#### Goal of the exercise:
Search the data for the string "Сунтарский" and extract every line where it appears.

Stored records
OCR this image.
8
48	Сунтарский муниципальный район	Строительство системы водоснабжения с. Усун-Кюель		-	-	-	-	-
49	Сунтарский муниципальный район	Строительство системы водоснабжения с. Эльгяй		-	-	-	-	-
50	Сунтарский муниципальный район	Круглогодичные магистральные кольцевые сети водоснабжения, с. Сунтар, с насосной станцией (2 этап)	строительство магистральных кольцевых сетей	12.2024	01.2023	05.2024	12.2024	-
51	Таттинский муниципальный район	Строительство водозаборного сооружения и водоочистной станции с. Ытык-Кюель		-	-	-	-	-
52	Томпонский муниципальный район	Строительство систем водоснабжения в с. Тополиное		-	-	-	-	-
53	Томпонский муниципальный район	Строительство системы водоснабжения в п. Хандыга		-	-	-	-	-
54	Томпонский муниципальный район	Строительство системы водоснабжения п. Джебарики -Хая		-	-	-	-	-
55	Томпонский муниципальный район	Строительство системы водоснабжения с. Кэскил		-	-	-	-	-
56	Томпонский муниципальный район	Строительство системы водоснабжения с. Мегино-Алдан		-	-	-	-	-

#### Output:
48	Сунтарский муниципальный район	Строительство системы водоснабжения с. Усун-Кюель		-	-	-	-	-
49	Сунтарский муниципальный район	Строительство системы водоснабжения с. Эльгяй		-	-	-	-	-
50	Сунтарский муниципальный район	Круглогодичные магистральные кольцевые сети водоснабжения, с. Сунтар, с насосной станцией (2 этап)	строительство магистральных кольцевых сетей	12.2024	01.2023	05.2024	12.2024	-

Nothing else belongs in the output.